REQUIRED TASK: Reproduce all of the listing below without alteration.

═══ RECORDED INFORMATION ═══

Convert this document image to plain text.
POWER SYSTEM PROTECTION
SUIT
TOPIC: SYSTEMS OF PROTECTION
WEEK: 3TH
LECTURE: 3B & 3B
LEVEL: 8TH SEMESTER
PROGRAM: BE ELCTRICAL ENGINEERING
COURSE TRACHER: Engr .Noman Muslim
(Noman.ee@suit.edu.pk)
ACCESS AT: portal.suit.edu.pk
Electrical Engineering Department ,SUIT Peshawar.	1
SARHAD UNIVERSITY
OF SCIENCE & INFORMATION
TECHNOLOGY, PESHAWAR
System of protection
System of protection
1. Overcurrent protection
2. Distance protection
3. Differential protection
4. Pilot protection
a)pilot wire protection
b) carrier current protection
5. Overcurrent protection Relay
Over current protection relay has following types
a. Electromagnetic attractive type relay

═══

WRITTEN SOLUTION:
Convert this document image to plain text.
POWER SYSTEM PROTECTION
SUIT
TOPIC: SYSTEMS OF PROTECTION
WEEK: 3TH
LECTURE: 3B & 3B
LEVEL: 8TH SEMESTER
PROGRAM: BE ELCTRICAL ENGINEERING
COURSE TRACHER: Engr .Noman Muslim
(Noman.ee@suit.edu.pk)
ACCESS AT: portal.suit.edu.pk
Electrical Engineering Department ,SUIT Peshawar.	1
SARHAD UNIVERSITY
OF SCIENCE & INFORMATION
TECHNOLOGY, PESHAWAR
System of protection
System of protection
1. Overcurrent protection
2. Distance protection
3. Differential protection
4. Pilot protection
a)pilot wire protection
b) carrier current protection
5. Overcurrent protection Relay
Over current protection relay has following types
a. Electromagnetic attractive type relay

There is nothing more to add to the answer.